▶ **Source document**
** Start **

July 16, 2023, 7th Sunday After Pentecost. Sermon preached by Rev. Katie Holicky
7/16/23 Matthew 13:1-9,18-23 Rev. Katie Holicky, Assistant Rector
It was impossible for me to read this passage from Matthew and not go right out to my garden, also known as “the farm” in our house, crouch down and examine the soil where my now rather large vegetables and herbs are bursting forth. Learning how to grow food and grow food well is a huge passion of mine. It feels like a life skill that I should have. Knowing how to grow food means many things. It means we lessen our chances of going hungry, and that we are also more closely connected to the divine creation our food is part of. Each year as we creep out of the clutch of frigid February and into March, I begin to make the farm plans. I sketch up different ways to set up the space with our various raised beds and containers. I think about what types of food I know how to grow that we will grow again (tomatoes, peppers, herbs, lettuce), and what types of food I have yet to try but really want to get familiar with (this year it’s, sunflowers to harvest the seeds, pumpkins, winter squash, and potatoes).
Each year as I sit down and dream about what I will grow I eventually come to the moment where I have to think really clearly and do some research on how to grow it. Every couple of years I reinvest in some really good soil, which my Grandma would say comes from the garden center whereas dirt comes from outside, and this year I did a lot of research about what type of plant food I needed for the various things in our garden. I spent many weeks in April and May cleaning up our growing space and prepping the containers. Many trips to Skillins to get a good container mix of soil and many conversations with Skillins staff over plant food options. I find that the time I spend getting the dirt ready is probably some of the most sacred. It is not just the aching back that stands out to me. It is the act of crouching down, thinking about what this particular container needs to meet with success, and mixing the soil, sand, compost, and plant food in at the proper amounts. It is this time where I have to slow down and trust that building out this good foundation is just as important, if not more so, as putting the seedlings in the ground and tending to them over the season. My biggest lesson in all of my years of growing food has been that good soil, the right space, and taking my time moving through the process is what fosters the most growth and fruit.
Today, Jesus tells us the same thing is true for our faith and the work we do for and with God. Here in Matthew Jesus has begun speaking in parables as he faces growing public opposition (TBC, 302). One writer in the commentaries notes, “…even as the parables are instruments and expressions of judgment, they also are meant to disturb the everyday rationality of their audience and lead those who will listen to a place where they may discern what God is doing. Jesus’ parable thus hides the reign of God from those who see but reject it, even as they reveal to those who listen ‘what has been hidden since the foundation of the world’” (TBC, 302). Jewish scholars examine this text and suggest that here we can see that the “sower” refers to Jesus and that “sowing” is related to doing the work of God (JANT, 25). Jesus is finding creative ways to teach people about the reign of God when it is becoming unsafe for him to blatantly speak out against the empire and status quo of the religious leaders who serve the empire and not the people of God.

** End **

▶ **Given entries**
** Start **

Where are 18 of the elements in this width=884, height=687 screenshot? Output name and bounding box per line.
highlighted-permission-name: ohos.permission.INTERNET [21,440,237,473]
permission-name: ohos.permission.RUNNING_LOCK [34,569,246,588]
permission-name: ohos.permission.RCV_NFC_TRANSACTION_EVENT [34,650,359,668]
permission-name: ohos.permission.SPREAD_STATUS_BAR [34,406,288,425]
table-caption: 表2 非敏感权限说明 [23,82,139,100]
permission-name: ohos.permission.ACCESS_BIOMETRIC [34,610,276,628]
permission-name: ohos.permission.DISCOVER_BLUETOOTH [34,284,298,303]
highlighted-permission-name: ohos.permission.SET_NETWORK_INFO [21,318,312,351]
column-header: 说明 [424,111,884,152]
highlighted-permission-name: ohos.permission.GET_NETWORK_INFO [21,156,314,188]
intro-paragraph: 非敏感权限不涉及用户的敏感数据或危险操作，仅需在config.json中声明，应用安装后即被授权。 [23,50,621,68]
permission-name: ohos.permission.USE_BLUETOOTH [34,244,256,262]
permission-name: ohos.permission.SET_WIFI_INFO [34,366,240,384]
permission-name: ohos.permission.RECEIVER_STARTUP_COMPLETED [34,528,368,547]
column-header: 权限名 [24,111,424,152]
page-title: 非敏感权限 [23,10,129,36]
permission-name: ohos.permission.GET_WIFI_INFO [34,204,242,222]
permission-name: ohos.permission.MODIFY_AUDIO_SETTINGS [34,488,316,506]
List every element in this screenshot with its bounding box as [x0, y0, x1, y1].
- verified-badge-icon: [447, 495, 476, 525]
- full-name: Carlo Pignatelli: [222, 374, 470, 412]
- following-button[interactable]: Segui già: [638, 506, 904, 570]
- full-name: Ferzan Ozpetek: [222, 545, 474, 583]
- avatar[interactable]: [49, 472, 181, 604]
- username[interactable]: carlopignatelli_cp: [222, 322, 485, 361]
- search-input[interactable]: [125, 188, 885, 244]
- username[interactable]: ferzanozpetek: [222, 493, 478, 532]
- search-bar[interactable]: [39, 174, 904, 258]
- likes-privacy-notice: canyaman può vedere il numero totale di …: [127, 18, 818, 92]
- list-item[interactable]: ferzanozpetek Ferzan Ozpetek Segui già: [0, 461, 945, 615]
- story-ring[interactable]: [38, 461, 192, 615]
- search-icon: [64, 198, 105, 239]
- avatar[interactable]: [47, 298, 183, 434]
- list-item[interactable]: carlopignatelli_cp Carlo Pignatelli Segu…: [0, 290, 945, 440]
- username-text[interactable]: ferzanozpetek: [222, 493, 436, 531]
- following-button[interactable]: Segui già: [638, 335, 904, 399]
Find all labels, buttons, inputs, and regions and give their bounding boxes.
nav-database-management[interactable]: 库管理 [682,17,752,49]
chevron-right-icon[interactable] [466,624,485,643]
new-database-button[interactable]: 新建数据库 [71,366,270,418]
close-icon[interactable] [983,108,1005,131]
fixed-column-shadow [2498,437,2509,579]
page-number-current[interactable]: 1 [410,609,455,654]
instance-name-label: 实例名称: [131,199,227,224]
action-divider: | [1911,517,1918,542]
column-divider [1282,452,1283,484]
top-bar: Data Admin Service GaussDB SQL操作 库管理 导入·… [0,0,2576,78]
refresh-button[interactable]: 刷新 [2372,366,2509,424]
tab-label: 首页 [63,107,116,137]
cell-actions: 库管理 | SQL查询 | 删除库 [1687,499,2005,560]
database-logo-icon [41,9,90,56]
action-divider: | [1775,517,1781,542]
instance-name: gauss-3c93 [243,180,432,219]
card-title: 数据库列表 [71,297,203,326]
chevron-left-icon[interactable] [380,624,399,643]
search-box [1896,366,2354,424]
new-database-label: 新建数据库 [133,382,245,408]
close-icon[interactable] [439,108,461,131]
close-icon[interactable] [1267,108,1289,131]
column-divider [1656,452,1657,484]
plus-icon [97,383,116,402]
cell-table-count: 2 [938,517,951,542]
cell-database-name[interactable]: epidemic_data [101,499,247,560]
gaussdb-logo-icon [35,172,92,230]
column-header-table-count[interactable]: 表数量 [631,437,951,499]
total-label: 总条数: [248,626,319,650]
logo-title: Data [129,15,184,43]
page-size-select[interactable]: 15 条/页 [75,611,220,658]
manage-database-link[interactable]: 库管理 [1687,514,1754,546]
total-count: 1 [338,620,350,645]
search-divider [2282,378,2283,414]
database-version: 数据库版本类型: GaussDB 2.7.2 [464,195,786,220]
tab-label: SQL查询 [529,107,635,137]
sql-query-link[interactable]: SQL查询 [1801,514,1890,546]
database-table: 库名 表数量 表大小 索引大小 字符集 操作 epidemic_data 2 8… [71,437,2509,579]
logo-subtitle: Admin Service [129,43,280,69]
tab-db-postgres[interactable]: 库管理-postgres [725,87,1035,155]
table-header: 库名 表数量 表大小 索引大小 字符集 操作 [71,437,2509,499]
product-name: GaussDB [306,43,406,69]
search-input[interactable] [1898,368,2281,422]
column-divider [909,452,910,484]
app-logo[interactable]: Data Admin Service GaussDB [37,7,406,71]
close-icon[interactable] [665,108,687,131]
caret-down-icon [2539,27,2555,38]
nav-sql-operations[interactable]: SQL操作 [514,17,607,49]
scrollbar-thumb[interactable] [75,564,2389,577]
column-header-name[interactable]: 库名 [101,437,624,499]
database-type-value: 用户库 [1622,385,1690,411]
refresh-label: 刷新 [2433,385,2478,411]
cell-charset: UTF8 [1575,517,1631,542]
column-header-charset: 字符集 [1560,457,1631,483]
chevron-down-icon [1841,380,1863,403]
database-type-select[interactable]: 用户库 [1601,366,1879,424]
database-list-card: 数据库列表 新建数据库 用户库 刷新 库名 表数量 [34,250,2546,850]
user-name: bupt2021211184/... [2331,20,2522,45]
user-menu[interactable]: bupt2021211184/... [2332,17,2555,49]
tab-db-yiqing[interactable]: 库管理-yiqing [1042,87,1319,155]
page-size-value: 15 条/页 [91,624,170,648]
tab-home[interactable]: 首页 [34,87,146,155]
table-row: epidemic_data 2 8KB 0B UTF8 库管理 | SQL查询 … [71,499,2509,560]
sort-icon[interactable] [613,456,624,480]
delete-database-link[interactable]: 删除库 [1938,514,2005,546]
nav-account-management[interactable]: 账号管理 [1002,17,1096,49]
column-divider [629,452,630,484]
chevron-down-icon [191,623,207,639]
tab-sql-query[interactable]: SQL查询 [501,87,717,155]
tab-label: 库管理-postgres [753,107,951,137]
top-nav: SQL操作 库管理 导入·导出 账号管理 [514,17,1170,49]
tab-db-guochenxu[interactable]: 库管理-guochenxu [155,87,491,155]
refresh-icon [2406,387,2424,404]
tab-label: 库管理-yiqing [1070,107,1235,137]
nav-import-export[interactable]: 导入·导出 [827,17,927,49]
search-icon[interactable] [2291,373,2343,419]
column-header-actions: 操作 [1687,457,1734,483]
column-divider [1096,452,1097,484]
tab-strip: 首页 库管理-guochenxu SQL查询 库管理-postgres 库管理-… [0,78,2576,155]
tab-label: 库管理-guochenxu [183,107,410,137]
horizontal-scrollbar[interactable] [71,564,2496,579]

** End **

▶ **Given task 1**
In the sermon, where does the speaker's Grandma say soil comes from, as opposed to dirt?
▶ **Given task 2**
Continue the sermon on the parable of the sower from the point where it stops.

▶ **Exercise result 1**
Soil comes from the garden center, whereas dirt comes from outside.

▶ **Exercise result 2**
But what does this parable mean for us, for those of us called to do the work of God, the sowing, in the context of today? And so I wonder, perhaps part of the lesson today is to know when to do that work and to tend to the places where the reign of God can truly grow. To not spend our efforts in vain but to truly understand where, when, and how to sow the reign of God. To find that good soil. This point is really driven home for me when I examine what happened to the seeds sown in various places; “The story of the sower contracts the failure of much seed- snatched by the evil one, scorched by distress, or choked by the world- with astonishing production of seed that falls on good soil” (TBC, 302).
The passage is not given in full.